WHAT YOU WILL DO:
Pull out every line below holding the word "Miradas".

LISTED RECORDS:
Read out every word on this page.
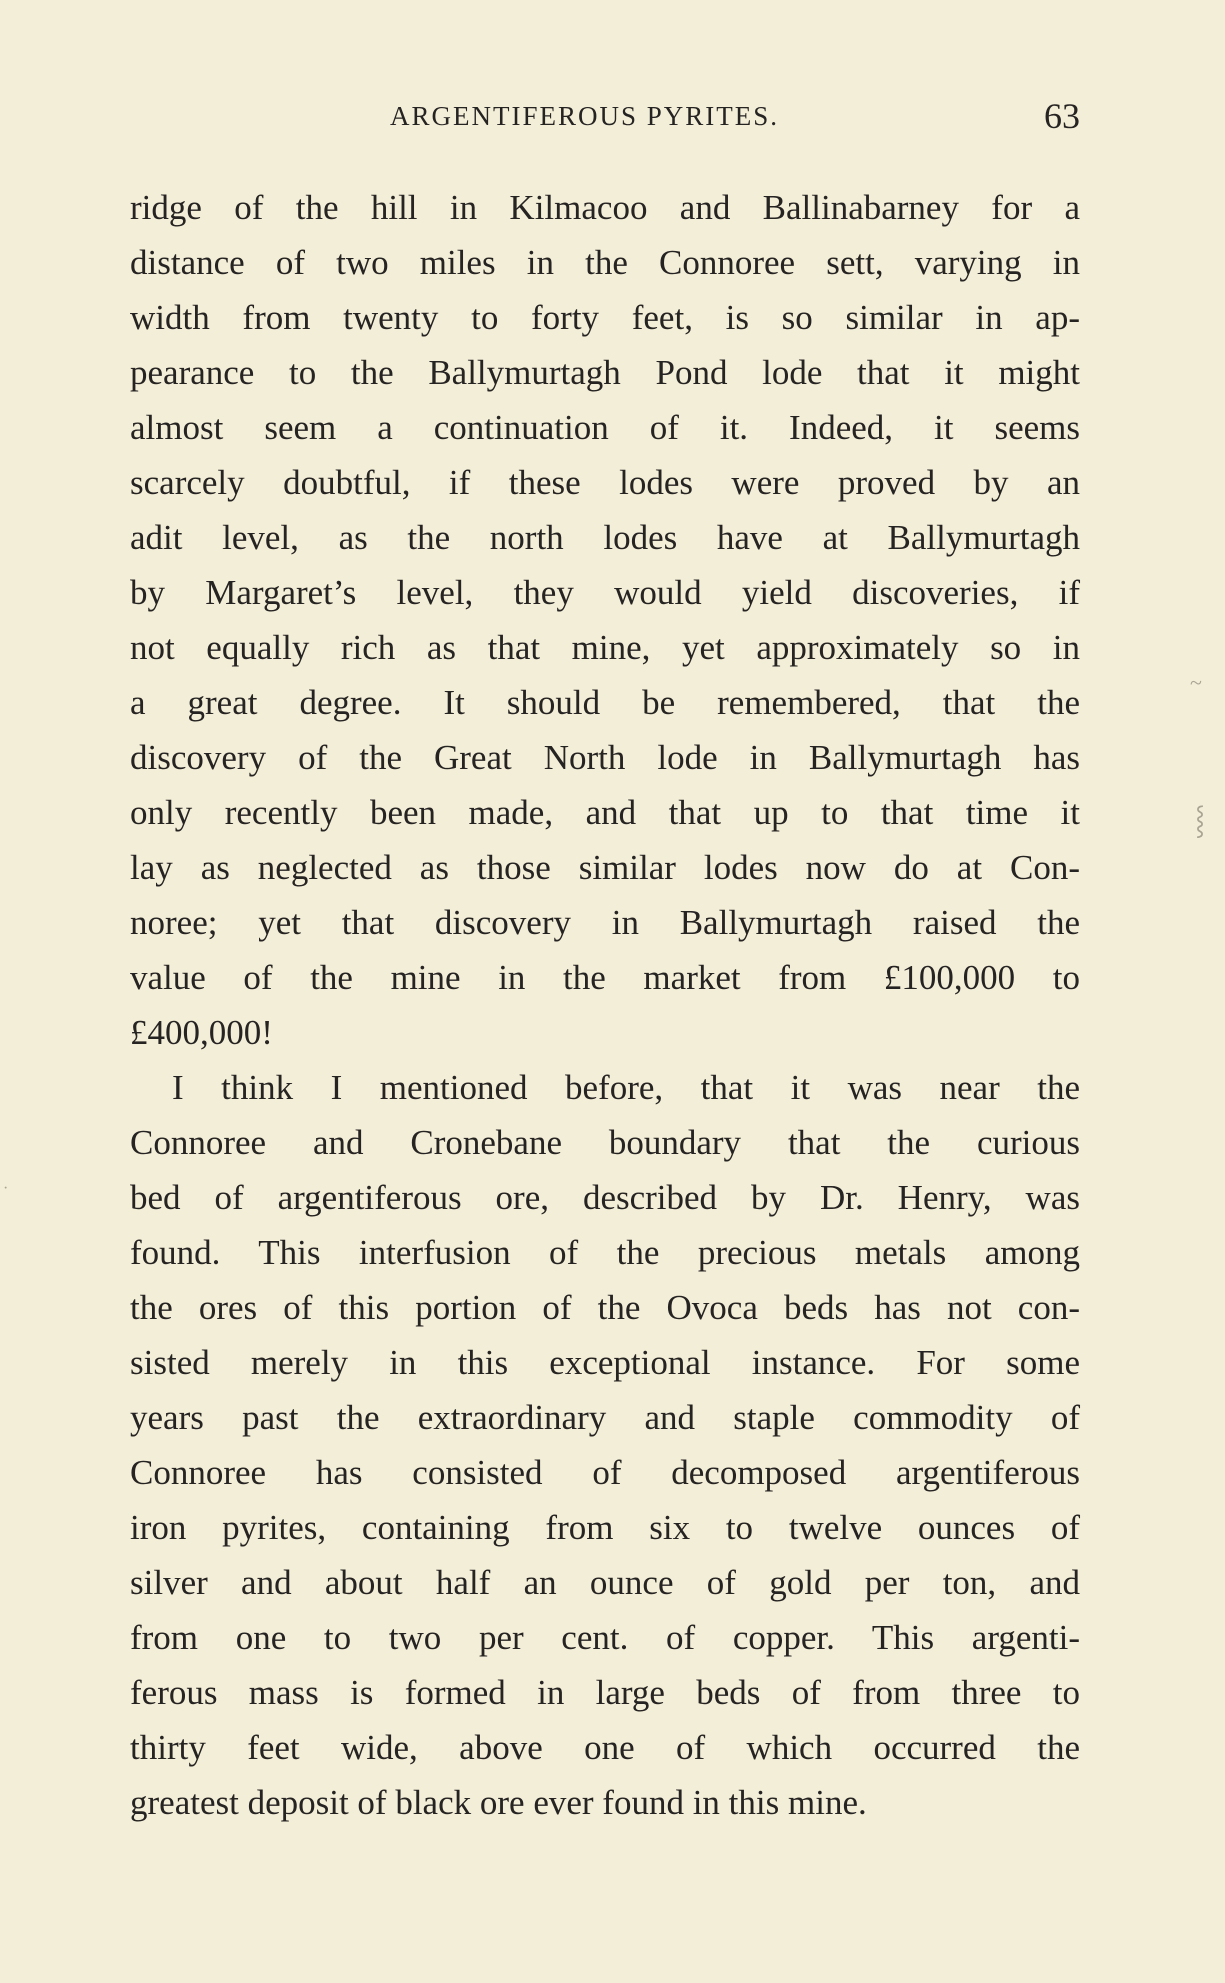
ARGENTIFEROUS PYRITES.	63
ridge of the hill in Kilmacoo and Ballinabarney for a
distance of two miles in the Connoree sett, varying in
width from twenty to forty feet, is so similar in ap-
pearance to the Ballymurtagh Pond lode that it might
almost seem a continuation of it. Indeed, it seems
scarcely doubtful, if these lodes were proved by an
adit level, as the north lodes have at Ballymurtagh
by Margaret’s level, they would yield discoveries, if
not equally rich as that mine, yet approximately so in
a great degree. It should be remembered, that the
discovery of the Great North lode in Ballymurtagh has
only recently been made, and that up to that time it
lay as neglected as those similar lodes now do at Con-
noree; yet that discovery in Ballymurtagh raised the
value of the mine in the market from £100,000 to
£400,000!
I think I mentioned before, that it was near the
Connoree and Cronebane boundary that the curious
bed of argentiferous ore, described by Dr. Henry, was
found. This interfusion of the precious metals among
the ores of this portion of the Ovoca beds has not con-
sisted merely in this exceptional instance. For some
years past the extraordinary and staple commodity of
Connoree has consisted of decomposed argentiferous
iron pyrites, containing from six to twelve ounces of
silver and about half an ounce of gold per ton, and
from one to two per cent. of copper. This argenti-
ferous mass is formed in large beds of from three to
thirty feet wide, above one of which occurred the
greatest deposit of black ore ever found in this mine.
~
⸾
·
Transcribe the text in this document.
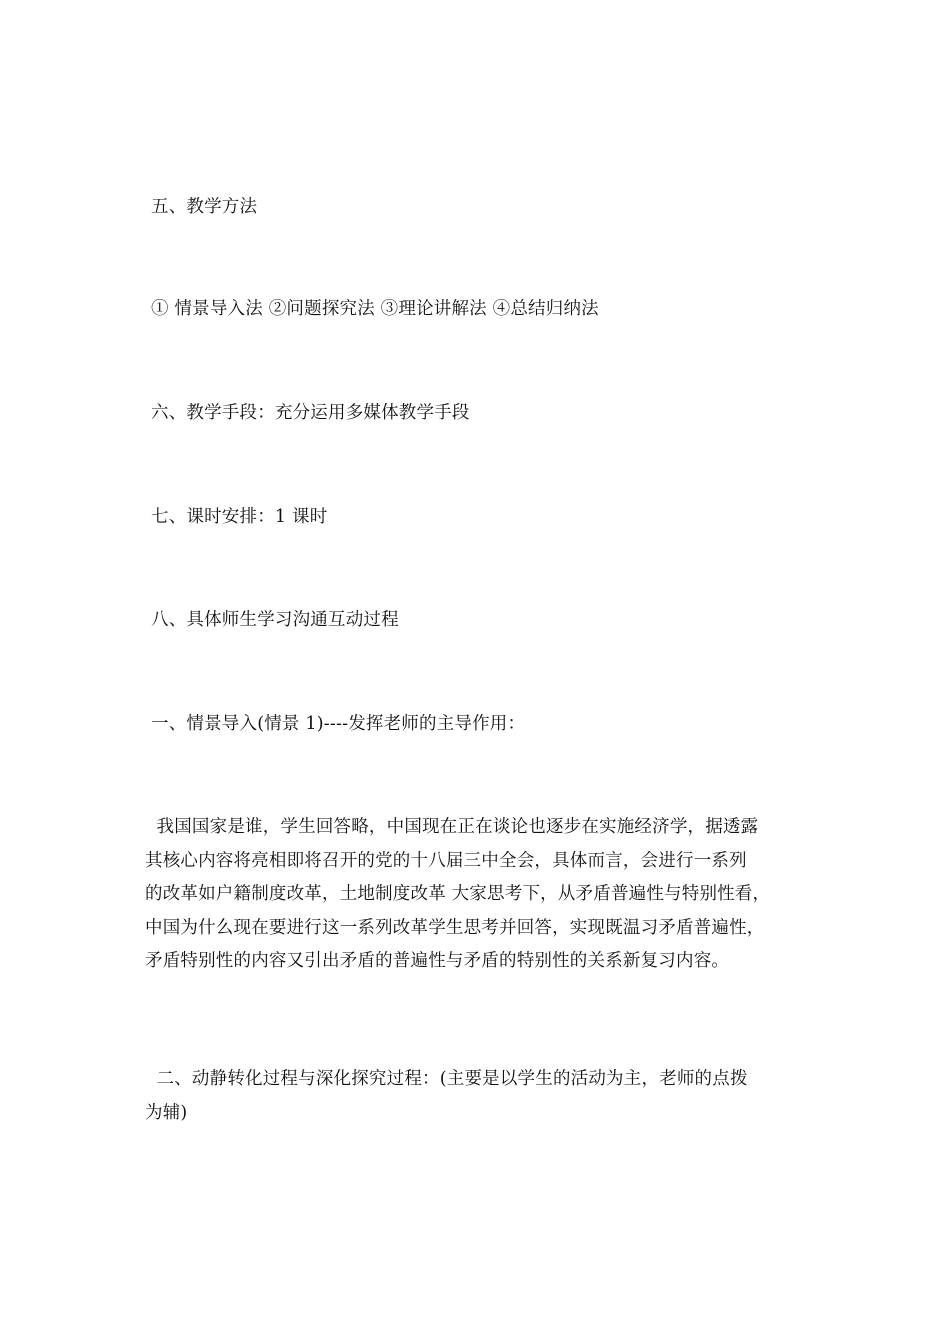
五、教学方法
① 情景导入法 ②问题探究法 ③理论讲解法 ④总结归纳法
六、教学手段：充分运用多媒体教学手段
七、课时安排：1 课时
八、具体师生学习沟通互动过程
一、情景导入(情景 1)----发挥老师的主导作用：
我国国家是谁，学生回答略，中国现在正在谈论也逐步在实施经济学，据透露
其核心内容将亮相即将召开的党的十八届三中全会，具体而言，会进行一系列
的改革如户籍制度改革，土地制度改革 大家思考下，从矛盾普遍性与特别性看，
中国为什么现在要进行这一系列改革学生思考并回答，实现既温习矛盾普遍性，
矛盾特别性的内容又引出矛盾的普遍性与矛盾的特别性的关系新复习内容。
二、动静转化过程与深化探究过程：(主要是以学生的活动为主，老师的点拨
为辅)
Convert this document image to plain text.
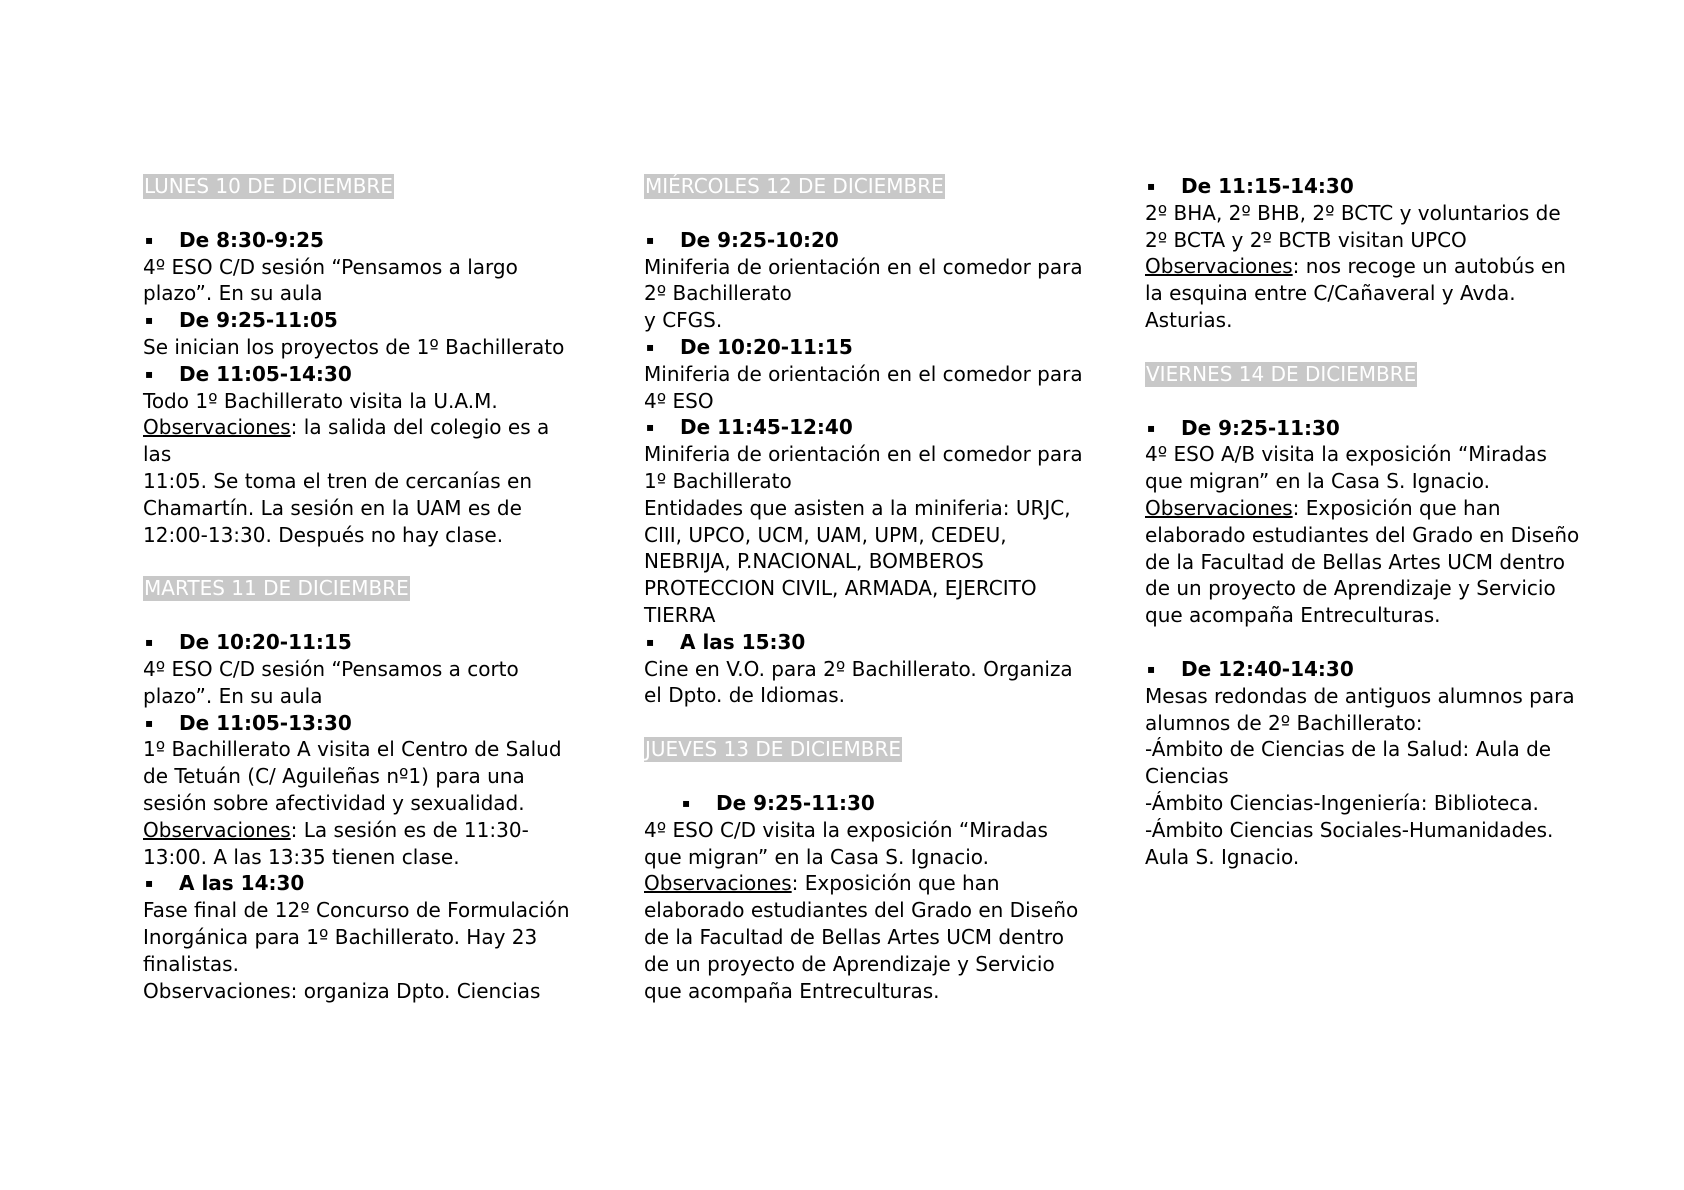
LUNES 10 DE DICIEMBRE
▪ De 8:30-9:25
4º ESO C/D sesión “Pensamos a largo
plazo”. En su aula
▪ De 9:25-11:05
Se inician los proyectos de 1º Bachillerato
▪ De 11:05-14:30
Todo 1º Bachillerato visita la U.A.M.
Observaciones: la salida del colegio es a las
11:05. Se toma el tren de cercanías en
Chamartín. La sesión en la UAM es de
12:00-13:30. Después no hay clase.
MARTES 11 DE DICIEMBRE
▪ De 10:20-11:15
4º ESO C/D sesión “Pensamos a corto
plazo”. En su aula
▪ De 11:05-13:30
1º Bachillerato A visita el Centro de Salud
de Tetuán (C/ Aguileñas nº1) para una
sesión sobre afectividad y sexualidad.
Observaciones: La sesión es de 11:30-
13:00. A las 13:35 tienen clase.
▪ A las 14:30
Fase final de 12º Concurso de Formulación
Inorgánica para 1º Bachillerato. Hay 23
finalistas.
Observaciones: organiza Dpto. Ciencias
MIÉRCOLES 12 DE DICIEMBRE
▪ De 9:25-10:20
Miniferia de orientación en el comedor para
2º Bachillerato
y CFGS.
▪ De 10:20-11:15
Miniferia de orientación en el comedor para
4º ESO
▪ De 11:45-12:40
Miniferia de orientación en el comedor para
1º Bachillerato
Entidades que asisten a la miniferia: URJC,
CIII, UPCO, UCM, UAM, UPM, CEDEU,
NEBRIJA, P.NACIONAL, BOMBEROS
PROTECCION CIVIL, ARMADA, EJERCITO
TIERRA
▪ A las 15:30
Cine en V.O. para 2º Bachillerato. Organiza
el Dpto. de Idiomas.
JUEVES 13 DE DICIEMBRE
▪ De 9:25-11:30
4º ESO C/D visita la exposición “Miradas
que migran” en la Casa S. Ignacio.
Observaciones: Exposición que han
elaborado estudiantes del Grado en Diseño
de la Facultad de Bellas Artes UCM dentro
de un proyecto de Aprendizaje y Servicio
que acompaña Entreculturas.
▪ De 11:15-14:30
2º BHA, 2º BHB, 2º BCTC y voluntarios de
2º BCTA y 2º BCTB visitan UPCO
Observaciones: nos recoge un autobús en
la esquina entre C/Cañaveral y Avda.
Asturias.
VIERNES 14 DE DICIEMBRE
▪ De 9:25-11:30
4º ESO A/B visita la exposición “Miradas
que migran” en la Casa S. Ignacio.
Observaciones: Exposición que han
elaborado estudiantes del Grado en Diseño
de la Facultad de Bellas Artes UCM dentro
de un proyecto de Aprendizaje y Servicio
que acompaña Entreculturas.
▪ De 12:40-14:30
Mesas redondas de antiguos alumnos para
alumnos de 2º Bachillerato:
-Ámbito de Ciencias de la Salud: Aula de
Ciencias
-Ámbito Ciencias-Ingeniería: Biblioteca.
-Ámbito Ciencias Sociales-Humanidades.
Aula S. Ignacio.
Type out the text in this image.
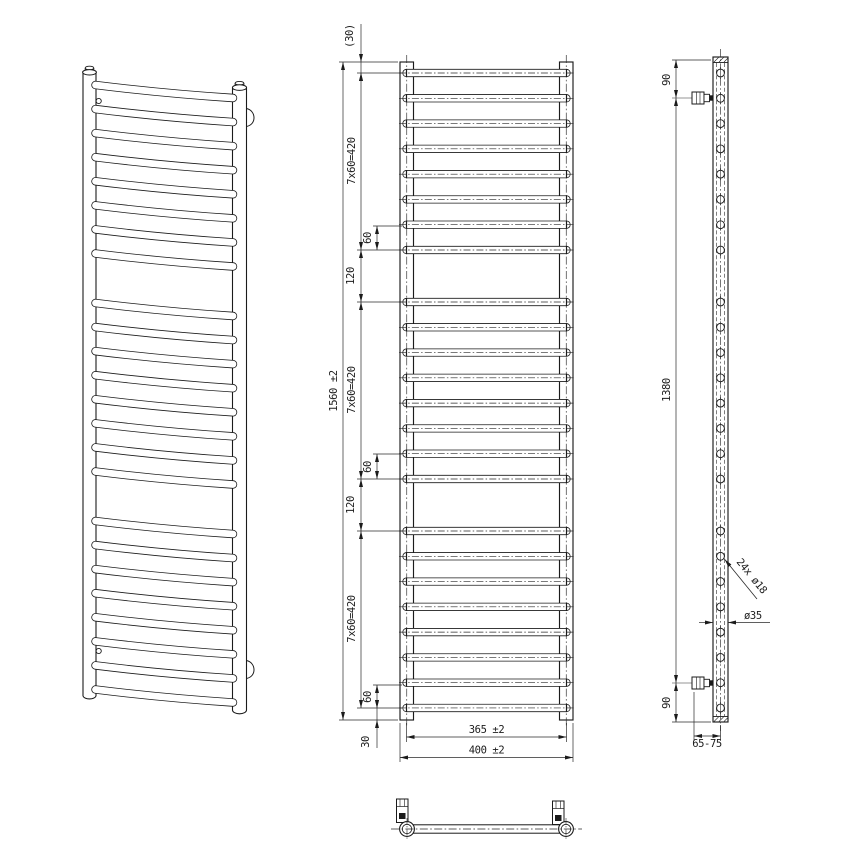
(30)
1560 ±2
7x60=420
7x60=420
7x60=420
120
120
60
60
60
30
365 ±2
400 ±2
90
1380
90
65-75
ø35
24x ø18
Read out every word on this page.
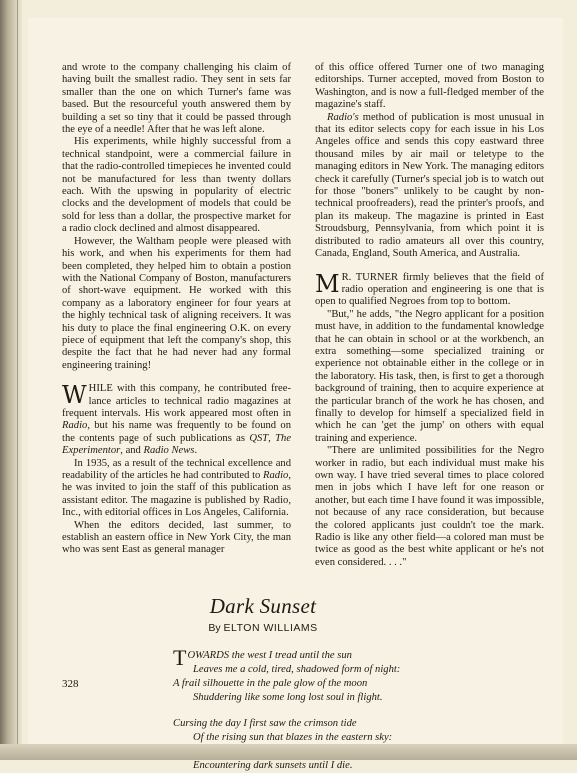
and wrote to the company challenging his claim of having built the smallest radio. They sent in sets far smaller than the one on which Turner's fame was based. But the resourceful youth answered them by building a set so tiny that it could be passed through the eye of a needle! After that he was left alone.

His experiments, while highly successful from a technical standpoint, were a commercial failure in that the radio-controlled timepieces he invented could not be manufactured for less than twenty dollars each. With the upswing in popularity of electric clocks and the development of models that could be sold for less than a dollar, the prospective market for a radio clock declined and almost disappeared.

However, the Waltham people were pleased with his work, and when his experiments for them had been completed, they helped him to obtain a postion with the National Company of Boston, manufacturers of short-wave equipment. He worked with this company as a laboratory engineer for four years at the highly technical task of aligning receivers. It was his duty to place the final engineering O.K. on every piece of equipment that left the company's shop, this despite the fact that he had never had any formal engineering training!

WHILE with this company, he contributed free-lance articles to technical radio magazines at frequent intervals. His work appeared most often in Radio, but his name was frequently to be found on the contents page of such publications as QST, The Experimentor, and Radio News.

In 1935, as a result of the technical excellence and readability of the articles he had contributed to Radio, he was invited to join the staff of this publication as assistant editor. The magazine is published by Radio, Inc., with editorial offices in Los Angeles, California.

When the editors decided, last summer, to establish an eastern office in New York City, the man who was sent East as general manager

of this office offered Turner one of two managing editorships. Turner accepted, moved from Boston to Washington, and is now a full-fledged member of the magazine's staff.

Radio's method of publication is most unusual in that its editor selects copy for each issue in his Los Angeles office and sends this copy eastward three thousand miles by air mail or teletype to the managing editors in New York. The managing editors check it carefully (Turner's special job is to watch out for those "boners" unlikely to be caught by non-technical proofreaders), read the printer's proofs, and plan its makeup. The magazine is printed in East Stroudsburg, Pennsylvania, from which point it is distributed to radio amateurs all over this country, Canada, England, South America, and Australia.

M R. TURNER firmly believes that the field of radio operation and engineering is one that is open to qualified Negroes from top to bottom.

"But," he adds, "the Negro applicant for a position must have, in addition to the fundamental knowledge that he can obtain in school or at the workbench, an extra something—some specialized training or experience not obtainable either in the college or in the laboratory. His task, then, is first to get a thorough background of training, then to acquire experience at the particular branch of the work he has chosen, and finally to develop for himself a specialized field in which he can 'get the jump' on others with equal training and experience.

"There are unlimited possibilities for the Negro worker in radio, but each individual must make his own way. I have tried several times to place colored men in jobs which I have left for one reason or another, but each time I have found it was impossible, not because of any race consideration, but because the colored applicants just couldn't toe the mark. Radio is like any other field—a colored man must be twice as good as the best white applicant or he's not even considered. . . ."

Dark Sunset
By ELTON WILLIAMS
TOWARDS the west I tread until the sun
Leaves me a cold, tired, shadowed form of night:
A frail silhouette in the pale glow of the moon
Shuddering like some long lost soul in flight.
Cursing the day I first saw the crimson tide
Of the rising sun that blazes in the eastern sky:
Encountering dark sunsets until I die.
328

THE RESPONSE:
4º ESO C/D visita la exposición “Miradas
4º ESO A/B visita la exposición “Miradas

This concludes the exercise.